--- The request ---
Print the entries that appear below, exactly as written and without their pictures.

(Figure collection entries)
========================

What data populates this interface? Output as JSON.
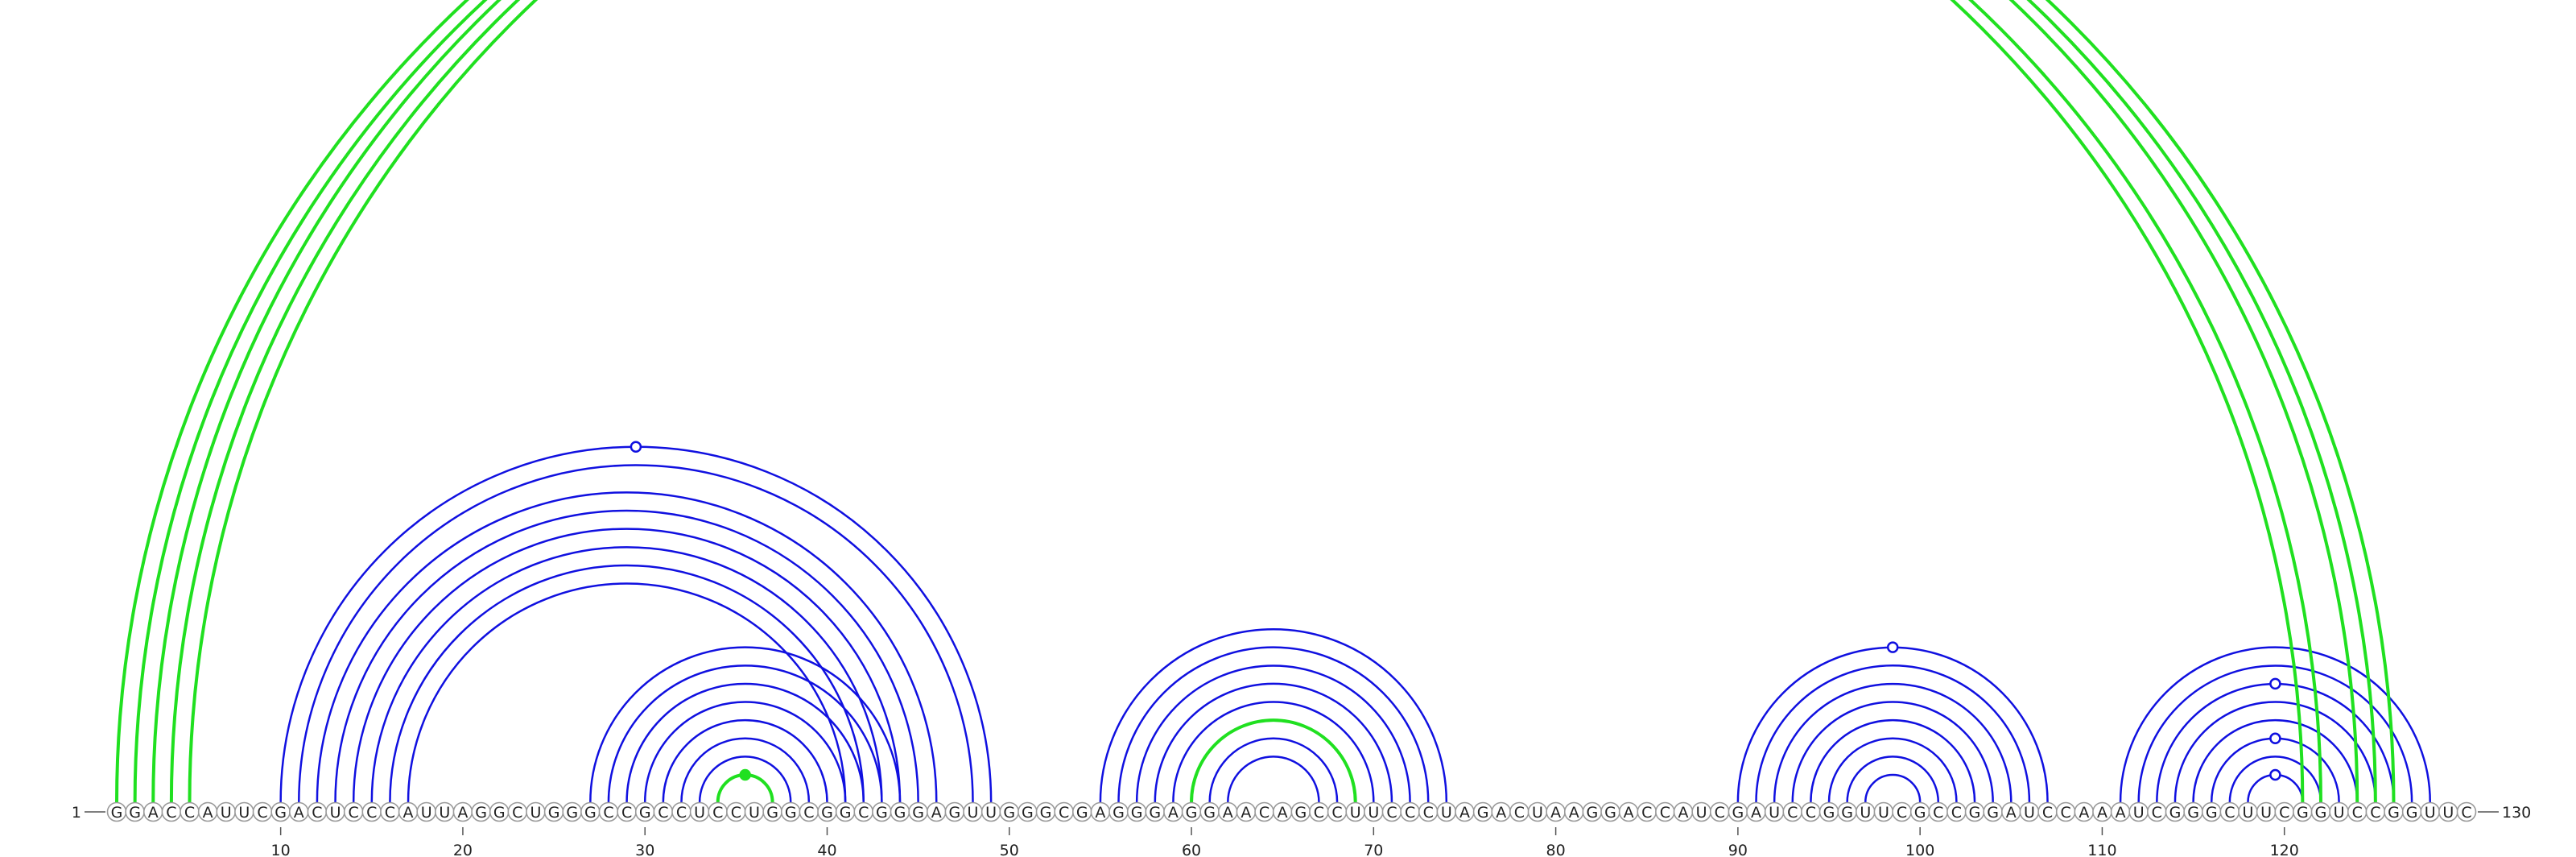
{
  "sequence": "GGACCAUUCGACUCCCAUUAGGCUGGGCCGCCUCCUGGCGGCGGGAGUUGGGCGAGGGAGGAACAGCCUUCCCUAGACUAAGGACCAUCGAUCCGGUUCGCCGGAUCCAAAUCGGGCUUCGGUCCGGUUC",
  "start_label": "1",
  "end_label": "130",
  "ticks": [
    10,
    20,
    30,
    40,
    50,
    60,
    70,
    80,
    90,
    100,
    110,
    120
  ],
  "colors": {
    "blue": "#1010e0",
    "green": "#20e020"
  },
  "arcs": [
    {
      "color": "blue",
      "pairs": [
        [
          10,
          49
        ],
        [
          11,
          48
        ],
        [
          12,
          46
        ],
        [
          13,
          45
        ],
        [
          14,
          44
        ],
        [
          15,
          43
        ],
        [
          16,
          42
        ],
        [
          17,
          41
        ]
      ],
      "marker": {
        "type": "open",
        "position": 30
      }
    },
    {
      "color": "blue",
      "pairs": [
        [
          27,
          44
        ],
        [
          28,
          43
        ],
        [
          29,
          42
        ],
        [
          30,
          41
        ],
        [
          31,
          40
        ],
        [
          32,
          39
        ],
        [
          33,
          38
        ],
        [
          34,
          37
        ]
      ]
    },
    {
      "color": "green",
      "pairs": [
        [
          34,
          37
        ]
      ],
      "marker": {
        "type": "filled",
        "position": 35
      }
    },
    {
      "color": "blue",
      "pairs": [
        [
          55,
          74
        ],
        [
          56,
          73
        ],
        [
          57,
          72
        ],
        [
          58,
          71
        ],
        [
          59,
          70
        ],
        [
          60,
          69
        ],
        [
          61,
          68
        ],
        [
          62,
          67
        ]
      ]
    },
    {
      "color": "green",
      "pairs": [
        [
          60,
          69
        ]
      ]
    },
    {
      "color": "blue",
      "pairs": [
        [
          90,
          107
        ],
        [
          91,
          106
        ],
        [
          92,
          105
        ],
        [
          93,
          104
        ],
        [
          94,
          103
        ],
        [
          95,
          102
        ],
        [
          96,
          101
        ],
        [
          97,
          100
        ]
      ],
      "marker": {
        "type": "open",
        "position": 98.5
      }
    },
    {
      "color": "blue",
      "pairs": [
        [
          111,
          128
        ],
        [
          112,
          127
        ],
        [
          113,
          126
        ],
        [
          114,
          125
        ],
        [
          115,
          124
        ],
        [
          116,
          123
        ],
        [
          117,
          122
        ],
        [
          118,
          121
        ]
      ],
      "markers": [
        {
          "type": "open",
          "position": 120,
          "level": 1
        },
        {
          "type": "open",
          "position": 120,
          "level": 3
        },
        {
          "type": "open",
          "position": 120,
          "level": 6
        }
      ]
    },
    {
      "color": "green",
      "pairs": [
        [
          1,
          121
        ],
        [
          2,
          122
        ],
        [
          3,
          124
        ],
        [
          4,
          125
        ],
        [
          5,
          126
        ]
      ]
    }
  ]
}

========================

--- Solution ---
What data populates this interface? Output as JSON.
{
  "sequence": "GGACCAUUCGACUCCCAUUAGGCUGGGCCGCCUCCUGGCGGCGGGAGUUGGGCGAGGGAGGAACAGCCUUCCCUAGACUAAGGACCAUCGAUCCGGUUCGCCGGAUCCAAAUCGGGCUUCGGUCCGGUUC",
  "start_label": "1",
  "end_label": "130",
  "ticks": [
    10,
    20,
    30,
    40,
    50,
    60,
    70,
    80,
    90,
    100,
    110,
    120
  ],
  "colors": {
    "blue": "#1010e0",
    "green": "#20e020"
  },
  "arcs": [
    {
      "color": "blue",
      "pairs": [
        [
          10,
          49
        ],
        [
          11,
          48
        ],
        [
          12,
          46
        ],
        [
          13,
          45
        ],
        [
          14,
          44
        ],
        [
          15,
          43
        ],
        [
          16,
          42
        ],
        [
          17,
          41
        ]
      ],
      "marker": {
        "type": "open",
        "position": 30
      }
    },
    {
      "color": "blue",
      "pairs": [
        [
          27,
          44
        ],
        [
          28,
          43
        ],
        [
          29,
          42
        ],
        [
          30,
          41
        ],
        [
          31,
          40
        ],
        [
          32,
          39
        ],
        [
          33,
          38
        ],
        [
          34,
          37
        ]
      ]
    },
    {
      "color": "green",
      "pairs": [
        [
          34,
          37
        ]
      ],
      "marker": {
        "type": "filled",
        "position": 35
      }
    },
    {
      "color": "blue",
      "pairs": [
        [
          55,
          74
        ],
        [
          56,
          73
        ],
        [
          57,
          72
        ],
        [
          58,
          71
        ],
        [
          59,
          70
        ],
        [
          60,
          69
        ],
        [
          61,
          68
        ],
        [
          62,
          67
        ]
      ]
    },
    {
      "color": "green",
      "pairs": [
        [
          60,
          69
        ]
      ]
    },
    {
      "color": "blue",
      "pairs": [
        [
          90,
          107
        ],
        [
          91,
          106
        ],
        [
          92,
          105
        ],
        [
          93,
          104
        ],
        [
          94,
          103
        ],
        [
          95,
          102
        ],
        [
          96,
          101
        ],
        [
          97,
          100
        ]
      ],
      "marker": {
        "type": "open",
        "position": 98.5
      }
    },
    {
      "color": "blue",
      "pairs": [
        [
          111,
          128
        ],
        [
          112,
          127
        ],
        [
          113,
          126
        ],
        [
          114,
          125
        ],
        [
          115,
          124
        ],
        [
          116,
          123
        ],
        [
          117,
          122
        ],
        [
          118,
          121
        ]
      ],
      "markers": [
        {
          "type": "open",
          "position": 120,
          "level": 1
        },
        {
          "type": "open",
          "position": 120,
          "level": 3
        },
        {
          "type": "open",
          "position": 120,
          "level": 6
        }
      ]
    },
    {
      "color": "green",
      "pairs": [
        [
          1,
          121
        ],
        [
          2,
          122
        ],
        [
          3,
          124
        ],
        [
          4,
          125
        ],
        [
          5,
          126
        ]
      ]
    }
  ]
}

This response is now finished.